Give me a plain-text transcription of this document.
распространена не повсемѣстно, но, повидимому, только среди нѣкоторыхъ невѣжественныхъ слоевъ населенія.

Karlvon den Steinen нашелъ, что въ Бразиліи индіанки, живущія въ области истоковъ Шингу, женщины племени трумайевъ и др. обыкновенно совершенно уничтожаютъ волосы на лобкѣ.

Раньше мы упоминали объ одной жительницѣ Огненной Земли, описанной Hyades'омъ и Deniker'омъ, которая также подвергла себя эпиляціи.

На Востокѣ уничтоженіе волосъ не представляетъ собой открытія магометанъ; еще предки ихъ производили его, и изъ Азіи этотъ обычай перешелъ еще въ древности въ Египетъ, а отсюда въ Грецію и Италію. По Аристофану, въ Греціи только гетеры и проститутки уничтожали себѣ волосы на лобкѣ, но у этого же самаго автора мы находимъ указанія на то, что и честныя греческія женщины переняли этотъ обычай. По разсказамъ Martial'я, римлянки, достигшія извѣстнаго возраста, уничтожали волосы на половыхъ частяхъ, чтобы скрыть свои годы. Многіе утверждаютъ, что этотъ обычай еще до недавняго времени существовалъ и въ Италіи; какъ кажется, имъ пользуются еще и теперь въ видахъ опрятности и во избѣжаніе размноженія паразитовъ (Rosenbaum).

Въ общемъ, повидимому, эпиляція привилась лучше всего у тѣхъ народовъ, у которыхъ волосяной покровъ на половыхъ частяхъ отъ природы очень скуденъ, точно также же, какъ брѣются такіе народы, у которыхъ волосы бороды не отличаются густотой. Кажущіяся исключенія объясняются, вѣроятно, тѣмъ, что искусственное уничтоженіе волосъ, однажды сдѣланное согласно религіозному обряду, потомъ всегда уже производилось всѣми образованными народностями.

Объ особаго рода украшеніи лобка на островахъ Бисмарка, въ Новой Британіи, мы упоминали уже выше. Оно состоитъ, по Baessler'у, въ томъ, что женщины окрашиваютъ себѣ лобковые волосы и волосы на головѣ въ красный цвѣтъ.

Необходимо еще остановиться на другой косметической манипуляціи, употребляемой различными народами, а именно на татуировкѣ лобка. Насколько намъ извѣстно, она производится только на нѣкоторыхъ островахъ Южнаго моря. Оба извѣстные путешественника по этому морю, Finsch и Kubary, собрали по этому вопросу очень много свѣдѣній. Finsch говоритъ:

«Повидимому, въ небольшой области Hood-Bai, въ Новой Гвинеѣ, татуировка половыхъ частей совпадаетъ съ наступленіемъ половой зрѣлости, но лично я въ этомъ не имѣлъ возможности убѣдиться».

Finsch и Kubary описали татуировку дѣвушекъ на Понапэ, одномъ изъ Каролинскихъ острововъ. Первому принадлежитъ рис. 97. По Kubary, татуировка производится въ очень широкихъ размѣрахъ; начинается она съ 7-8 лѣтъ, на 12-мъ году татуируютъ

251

WRITTEN REQUEST
Copy every line that includes the string "нѣкоторыхъ" from the material above.

SOLVED PROBLEM
распространена не повсемѣстно, но, повидимому, только среди нѣкоторыхъ невѣжественныхъ слоевъ населенія.
Необходимо еще остановиться на другой косметической манипуляціи, употребляемой различными народами, а именно на татуировкѣ лобка. Насколько намъ извѣстно, она производится только на нѣкоторыхъ островахъ Южнаго моря. Оба извѣстные путешественника по этому морю, Finsch и Kubary, собрали по этому вопросу очень много свѣдѣній. Finsch говоритъ:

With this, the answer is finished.